*RECORDS SHOWN*:

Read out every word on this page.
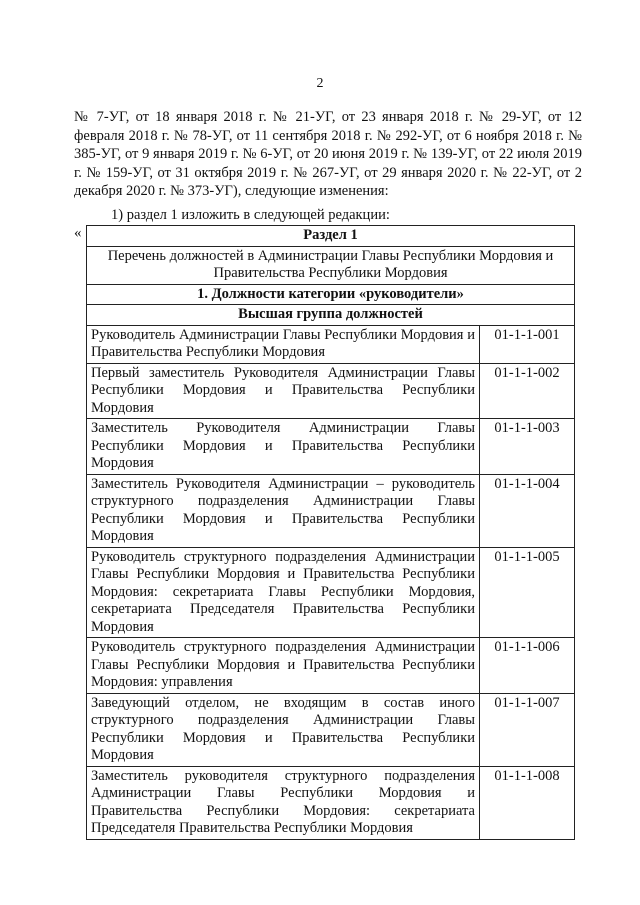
2

№ 7-УГ, от 18 января 2018 г. № 21-УГ, от 23 января 2018 г. № 29-УГ, от 12 февраля 2018 г. № 78-УГ, от 11 сентября 2018 г. № 292-УГ, от 6 ноября 2018 г. № 385-УГ, от 9 января 2019 г. № 6-УГ, от 20 июня 2019 г. № 139-УГ, от 22 июля 2019 г. № 159-УГ, от 31 октября 2019 г. № 267-УГ, от 29 января 2020 г. № 22-УГ, от 2 декабря 2020 г. № 373-УГ), следующие изменения:

1) раздел 1 изложить в следующей редакции:
«	Раздел 1	
Перечень должностей в Администрации Главы Республики Мордовия и Правительства Республики Мордовия	
1. Должности категории «руководители»	
Высшая группа должностей	
Руководитель Администрации Главы Республики Мордовия и Правительства Республики Мордовия	01-1-1-001
Первый заместитель Руководителя Администрации Главы Республики Мордовия и Правительства Республики Мордовия	01-1-1-002
Заместитель Руководителя Администрации Главы Республики Мордовия и Правительства Республики Мордовия	01-1-1-003
Заместитель Руководителя Администрации – руководитель структурного подразделения Администрации Главы Республики Мордовия и Правительства Республики Мордовия	01-1-1-004
Руководитель структурного подразделения Администрации Главы Республики Мордовия и Правительства Республики Мордовия: секретариата Главы Республики Мордовия, секретариата Председателя Правительства Республики Мордовия	01-1-1-005
Руководитель структурного подразделения Администрации Главы Республики Мордовия и Правительства Республики Мордовия: управления	01-1-1-006
Заведующий отделом, не входящим в состав иного структурного подразделения Администрации Главы Республики Мордовия и Правительства Республики Мордовия	01-1-1-007
Заместитель руководителя структурного подразделения Администрации Главы Республики Мордовия и Правительства Республики Мордовия: секретариата Председателя Правительства Республики Мордовия	01-1-1-008
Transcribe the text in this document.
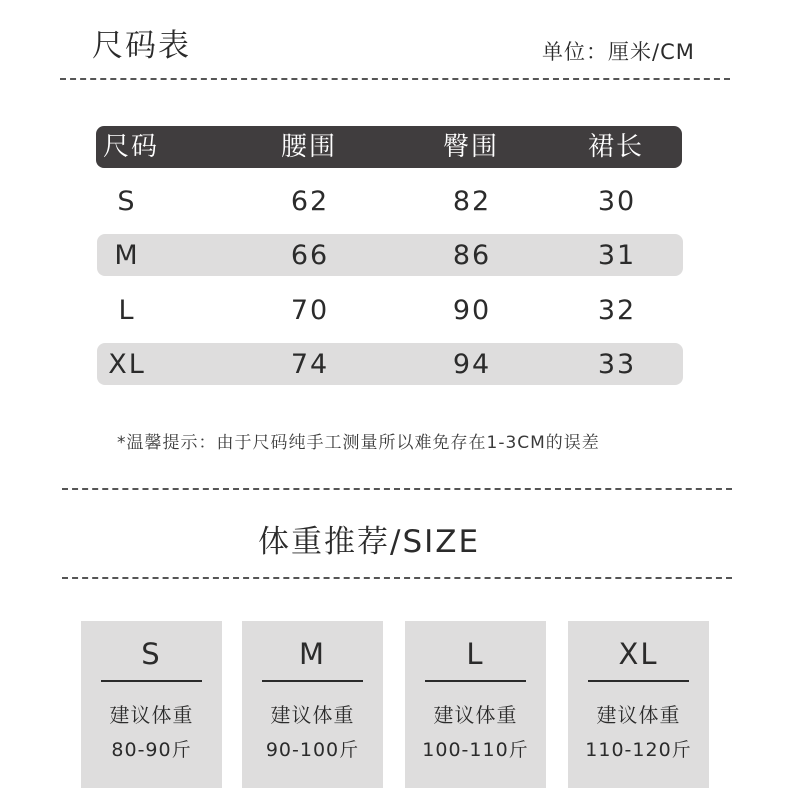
尺码表	单位：厘米/CM
尺码	腰围	臀围	裙长
S	62	82	30
M	66	86	31
L	70	90	32
XL	74	94	33
*温馨提示：由于尺码纯手工测量所以难免存在1-3CM的误差
体重推荐/SIZE
S
建议体重
80-90斤
M
建议体重
90-100斤
L
建议体重
100-110斤
XL
建议体重
110-120斤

*AIM*:
Look through the entries above; copy each line where the string "секретариата" appears.

*SOLVED PROBLEM*:
Руководитель структурного подразделения Администрации Главы Республики Мордовия и Правительства Республики Мордовия: секретариата Главы Республики Мордовия, секретариата Председателя Правительства Республики Мордовия	01-1-1-005
Заместитель руководителя структурного подразделения Администрации Главы Республики Мордовия и Правительства Республики Мордовия: секретариата Председателя Правительства Республики Мордовия	01-1-1-008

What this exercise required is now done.